Locate each line in the records containing "JSON". Copy it.
-- Start of Data for this exercise --
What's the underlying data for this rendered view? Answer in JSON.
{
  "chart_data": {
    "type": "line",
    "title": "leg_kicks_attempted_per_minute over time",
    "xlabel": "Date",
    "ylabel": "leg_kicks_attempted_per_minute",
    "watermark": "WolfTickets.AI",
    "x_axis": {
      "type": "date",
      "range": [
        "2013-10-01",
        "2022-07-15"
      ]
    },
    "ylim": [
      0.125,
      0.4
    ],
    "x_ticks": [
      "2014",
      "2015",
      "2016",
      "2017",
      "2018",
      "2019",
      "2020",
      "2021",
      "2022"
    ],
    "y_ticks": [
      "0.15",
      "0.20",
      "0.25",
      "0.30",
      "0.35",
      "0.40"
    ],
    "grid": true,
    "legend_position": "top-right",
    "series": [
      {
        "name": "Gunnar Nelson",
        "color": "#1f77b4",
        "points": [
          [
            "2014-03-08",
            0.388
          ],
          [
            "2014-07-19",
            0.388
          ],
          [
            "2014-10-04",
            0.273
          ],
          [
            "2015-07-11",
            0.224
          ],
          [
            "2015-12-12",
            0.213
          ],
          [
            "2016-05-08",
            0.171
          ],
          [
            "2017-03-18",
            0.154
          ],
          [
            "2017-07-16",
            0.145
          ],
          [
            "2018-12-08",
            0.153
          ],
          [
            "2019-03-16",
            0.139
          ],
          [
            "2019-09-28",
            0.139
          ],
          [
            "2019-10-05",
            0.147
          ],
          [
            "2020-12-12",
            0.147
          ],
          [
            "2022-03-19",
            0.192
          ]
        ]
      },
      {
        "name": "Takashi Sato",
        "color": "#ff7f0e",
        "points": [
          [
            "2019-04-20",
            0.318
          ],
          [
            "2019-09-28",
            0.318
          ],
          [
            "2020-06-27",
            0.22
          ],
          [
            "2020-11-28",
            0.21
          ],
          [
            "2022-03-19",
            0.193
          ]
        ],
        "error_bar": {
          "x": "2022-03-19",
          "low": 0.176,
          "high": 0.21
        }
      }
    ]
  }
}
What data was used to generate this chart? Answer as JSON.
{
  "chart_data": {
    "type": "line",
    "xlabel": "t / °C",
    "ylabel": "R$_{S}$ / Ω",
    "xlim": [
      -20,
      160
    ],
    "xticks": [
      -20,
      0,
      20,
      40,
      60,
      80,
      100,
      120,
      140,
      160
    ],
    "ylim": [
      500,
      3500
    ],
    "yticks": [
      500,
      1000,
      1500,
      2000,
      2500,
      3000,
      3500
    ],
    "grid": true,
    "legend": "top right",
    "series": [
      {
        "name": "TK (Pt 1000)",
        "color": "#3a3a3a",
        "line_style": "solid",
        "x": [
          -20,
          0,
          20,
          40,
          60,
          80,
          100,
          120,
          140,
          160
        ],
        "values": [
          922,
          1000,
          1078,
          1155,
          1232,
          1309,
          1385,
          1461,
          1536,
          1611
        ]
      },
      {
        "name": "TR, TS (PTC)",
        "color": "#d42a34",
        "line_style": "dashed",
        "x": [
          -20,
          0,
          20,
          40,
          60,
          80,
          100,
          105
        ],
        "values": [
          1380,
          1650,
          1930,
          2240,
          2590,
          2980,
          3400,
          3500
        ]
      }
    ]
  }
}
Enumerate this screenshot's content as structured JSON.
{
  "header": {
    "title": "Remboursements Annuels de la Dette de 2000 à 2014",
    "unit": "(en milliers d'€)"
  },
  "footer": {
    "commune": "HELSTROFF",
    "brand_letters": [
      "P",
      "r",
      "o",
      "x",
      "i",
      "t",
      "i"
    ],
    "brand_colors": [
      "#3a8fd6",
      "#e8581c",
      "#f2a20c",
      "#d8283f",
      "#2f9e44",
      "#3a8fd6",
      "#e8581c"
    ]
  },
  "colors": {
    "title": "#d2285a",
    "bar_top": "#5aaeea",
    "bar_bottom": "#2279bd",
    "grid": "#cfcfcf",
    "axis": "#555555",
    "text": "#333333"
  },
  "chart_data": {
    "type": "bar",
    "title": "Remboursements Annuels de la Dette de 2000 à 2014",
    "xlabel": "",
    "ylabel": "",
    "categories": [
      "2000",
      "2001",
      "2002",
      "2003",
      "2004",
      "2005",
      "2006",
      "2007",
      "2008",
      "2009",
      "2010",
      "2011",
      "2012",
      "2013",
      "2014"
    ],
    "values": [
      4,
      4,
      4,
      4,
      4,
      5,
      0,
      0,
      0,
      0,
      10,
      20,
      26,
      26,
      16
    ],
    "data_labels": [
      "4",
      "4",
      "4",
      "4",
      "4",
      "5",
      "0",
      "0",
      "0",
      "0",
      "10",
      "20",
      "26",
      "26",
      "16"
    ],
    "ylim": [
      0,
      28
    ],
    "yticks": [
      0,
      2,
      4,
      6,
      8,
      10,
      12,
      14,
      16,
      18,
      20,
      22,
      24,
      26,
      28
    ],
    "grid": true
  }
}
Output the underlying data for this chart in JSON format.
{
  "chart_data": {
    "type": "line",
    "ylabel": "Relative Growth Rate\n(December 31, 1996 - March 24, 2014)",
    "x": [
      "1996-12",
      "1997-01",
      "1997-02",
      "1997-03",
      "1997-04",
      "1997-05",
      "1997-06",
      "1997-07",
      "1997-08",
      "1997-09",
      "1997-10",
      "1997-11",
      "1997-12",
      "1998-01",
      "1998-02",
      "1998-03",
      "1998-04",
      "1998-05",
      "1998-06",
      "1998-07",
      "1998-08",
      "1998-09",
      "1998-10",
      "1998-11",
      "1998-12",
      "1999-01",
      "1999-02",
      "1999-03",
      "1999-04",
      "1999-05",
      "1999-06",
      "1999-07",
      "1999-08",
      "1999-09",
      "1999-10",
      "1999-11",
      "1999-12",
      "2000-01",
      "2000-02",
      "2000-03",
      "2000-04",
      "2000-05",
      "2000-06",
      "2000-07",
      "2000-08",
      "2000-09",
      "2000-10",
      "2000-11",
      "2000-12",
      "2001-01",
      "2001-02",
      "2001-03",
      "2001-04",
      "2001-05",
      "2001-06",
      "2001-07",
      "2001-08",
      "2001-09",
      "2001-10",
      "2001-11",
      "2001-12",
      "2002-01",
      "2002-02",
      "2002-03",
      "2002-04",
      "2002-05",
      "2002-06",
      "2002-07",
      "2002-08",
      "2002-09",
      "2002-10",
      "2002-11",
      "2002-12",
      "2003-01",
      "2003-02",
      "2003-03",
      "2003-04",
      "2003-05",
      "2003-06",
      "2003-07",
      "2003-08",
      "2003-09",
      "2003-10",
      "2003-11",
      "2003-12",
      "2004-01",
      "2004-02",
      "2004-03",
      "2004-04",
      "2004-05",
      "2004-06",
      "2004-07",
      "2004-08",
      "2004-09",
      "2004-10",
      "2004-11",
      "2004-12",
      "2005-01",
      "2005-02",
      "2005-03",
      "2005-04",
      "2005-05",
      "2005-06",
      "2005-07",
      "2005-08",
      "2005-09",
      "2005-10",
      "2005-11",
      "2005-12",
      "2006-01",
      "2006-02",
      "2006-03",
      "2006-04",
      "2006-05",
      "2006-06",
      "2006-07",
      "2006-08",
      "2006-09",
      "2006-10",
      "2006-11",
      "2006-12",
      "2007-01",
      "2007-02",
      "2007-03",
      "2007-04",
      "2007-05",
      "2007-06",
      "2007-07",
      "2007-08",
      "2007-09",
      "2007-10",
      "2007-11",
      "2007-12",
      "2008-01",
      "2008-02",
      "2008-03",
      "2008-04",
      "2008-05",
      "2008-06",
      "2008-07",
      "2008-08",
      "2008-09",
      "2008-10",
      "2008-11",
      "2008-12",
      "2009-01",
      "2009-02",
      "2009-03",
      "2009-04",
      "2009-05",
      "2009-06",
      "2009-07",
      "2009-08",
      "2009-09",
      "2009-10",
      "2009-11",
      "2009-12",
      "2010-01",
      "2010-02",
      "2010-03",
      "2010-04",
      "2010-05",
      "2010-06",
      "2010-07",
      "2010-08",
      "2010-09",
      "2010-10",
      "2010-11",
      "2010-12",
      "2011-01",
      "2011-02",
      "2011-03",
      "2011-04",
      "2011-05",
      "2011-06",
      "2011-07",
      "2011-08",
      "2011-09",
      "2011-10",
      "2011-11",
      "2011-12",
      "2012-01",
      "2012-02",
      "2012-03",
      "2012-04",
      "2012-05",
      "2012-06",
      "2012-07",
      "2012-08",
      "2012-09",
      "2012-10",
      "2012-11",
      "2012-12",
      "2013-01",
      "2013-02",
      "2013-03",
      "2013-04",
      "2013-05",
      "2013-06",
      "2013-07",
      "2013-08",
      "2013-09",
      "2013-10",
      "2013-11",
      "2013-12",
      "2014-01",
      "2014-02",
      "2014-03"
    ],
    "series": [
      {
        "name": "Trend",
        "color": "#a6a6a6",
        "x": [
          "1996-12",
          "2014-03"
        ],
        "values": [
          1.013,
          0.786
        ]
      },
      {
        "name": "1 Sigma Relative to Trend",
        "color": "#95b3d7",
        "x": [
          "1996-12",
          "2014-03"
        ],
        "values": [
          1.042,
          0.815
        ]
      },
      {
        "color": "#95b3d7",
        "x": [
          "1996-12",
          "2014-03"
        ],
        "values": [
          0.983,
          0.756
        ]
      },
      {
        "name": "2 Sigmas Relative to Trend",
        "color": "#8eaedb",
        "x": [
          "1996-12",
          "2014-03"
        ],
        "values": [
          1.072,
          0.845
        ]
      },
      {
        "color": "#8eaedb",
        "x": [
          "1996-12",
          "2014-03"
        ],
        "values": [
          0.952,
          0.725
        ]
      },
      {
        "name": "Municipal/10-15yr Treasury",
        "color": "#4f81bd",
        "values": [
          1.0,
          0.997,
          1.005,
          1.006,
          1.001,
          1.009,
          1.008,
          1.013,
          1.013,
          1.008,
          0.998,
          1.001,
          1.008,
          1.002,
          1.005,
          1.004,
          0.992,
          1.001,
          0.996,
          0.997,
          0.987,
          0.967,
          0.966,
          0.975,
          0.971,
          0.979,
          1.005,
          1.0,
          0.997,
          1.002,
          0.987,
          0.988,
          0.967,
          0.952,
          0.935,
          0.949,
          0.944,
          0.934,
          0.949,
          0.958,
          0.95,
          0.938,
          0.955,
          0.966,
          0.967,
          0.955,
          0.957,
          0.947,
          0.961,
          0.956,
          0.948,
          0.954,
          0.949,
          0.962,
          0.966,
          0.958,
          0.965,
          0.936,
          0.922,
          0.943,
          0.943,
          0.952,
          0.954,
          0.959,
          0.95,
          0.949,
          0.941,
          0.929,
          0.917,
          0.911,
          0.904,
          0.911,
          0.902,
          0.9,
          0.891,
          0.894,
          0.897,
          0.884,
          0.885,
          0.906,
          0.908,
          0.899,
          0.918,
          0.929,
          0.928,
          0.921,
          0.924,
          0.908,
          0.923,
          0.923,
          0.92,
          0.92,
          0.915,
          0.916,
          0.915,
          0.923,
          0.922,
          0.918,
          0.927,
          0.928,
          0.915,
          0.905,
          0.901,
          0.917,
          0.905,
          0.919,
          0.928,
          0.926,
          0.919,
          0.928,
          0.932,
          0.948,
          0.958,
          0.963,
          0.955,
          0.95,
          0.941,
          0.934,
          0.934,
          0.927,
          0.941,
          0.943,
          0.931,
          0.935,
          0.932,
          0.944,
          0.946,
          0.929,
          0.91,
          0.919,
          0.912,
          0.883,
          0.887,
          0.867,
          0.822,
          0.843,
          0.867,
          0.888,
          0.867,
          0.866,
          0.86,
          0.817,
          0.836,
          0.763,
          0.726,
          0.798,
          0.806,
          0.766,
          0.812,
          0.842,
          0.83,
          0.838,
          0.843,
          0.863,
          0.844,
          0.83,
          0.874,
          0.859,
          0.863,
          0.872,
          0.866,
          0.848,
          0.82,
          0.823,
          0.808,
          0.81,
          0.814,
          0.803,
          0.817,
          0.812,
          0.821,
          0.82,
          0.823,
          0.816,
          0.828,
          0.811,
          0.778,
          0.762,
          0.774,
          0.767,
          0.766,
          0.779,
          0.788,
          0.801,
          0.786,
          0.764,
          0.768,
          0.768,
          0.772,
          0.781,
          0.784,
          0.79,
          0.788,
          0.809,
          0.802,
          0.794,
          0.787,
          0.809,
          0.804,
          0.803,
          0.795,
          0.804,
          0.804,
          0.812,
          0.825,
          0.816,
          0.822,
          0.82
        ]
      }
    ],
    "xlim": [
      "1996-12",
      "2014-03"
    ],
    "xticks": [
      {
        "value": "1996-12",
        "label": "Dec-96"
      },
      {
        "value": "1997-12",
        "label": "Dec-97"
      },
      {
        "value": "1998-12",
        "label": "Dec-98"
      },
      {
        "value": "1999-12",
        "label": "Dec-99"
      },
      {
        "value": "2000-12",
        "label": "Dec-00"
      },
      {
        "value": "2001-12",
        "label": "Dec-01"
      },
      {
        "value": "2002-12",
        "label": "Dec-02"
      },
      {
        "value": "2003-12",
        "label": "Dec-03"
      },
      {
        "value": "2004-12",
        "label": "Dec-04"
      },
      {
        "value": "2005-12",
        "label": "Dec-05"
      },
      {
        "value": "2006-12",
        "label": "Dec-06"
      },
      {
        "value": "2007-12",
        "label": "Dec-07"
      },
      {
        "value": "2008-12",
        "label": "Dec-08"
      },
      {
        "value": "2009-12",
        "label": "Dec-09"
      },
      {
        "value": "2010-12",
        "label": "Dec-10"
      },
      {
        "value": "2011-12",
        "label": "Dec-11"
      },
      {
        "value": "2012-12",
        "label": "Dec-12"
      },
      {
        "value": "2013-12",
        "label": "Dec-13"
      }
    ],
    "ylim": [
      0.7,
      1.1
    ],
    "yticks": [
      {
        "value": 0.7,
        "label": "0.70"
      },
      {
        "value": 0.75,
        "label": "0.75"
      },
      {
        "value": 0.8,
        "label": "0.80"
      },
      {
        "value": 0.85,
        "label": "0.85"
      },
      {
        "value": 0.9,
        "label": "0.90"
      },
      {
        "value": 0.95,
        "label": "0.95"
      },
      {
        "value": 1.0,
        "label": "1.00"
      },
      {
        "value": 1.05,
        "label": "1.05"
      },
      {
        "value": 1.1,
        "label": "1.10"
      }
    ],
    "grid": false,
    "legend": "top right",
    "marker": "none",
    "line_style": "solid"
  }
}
-- End of Data for this exercise --
Task output |
What's the underlying data for this rendered view? Answer in JSON.
What data was used to generate this chart? Answer as JSON.
Enumerate this screenshot's content as structured JSON.
Output the underlying data for this chart in JSON format.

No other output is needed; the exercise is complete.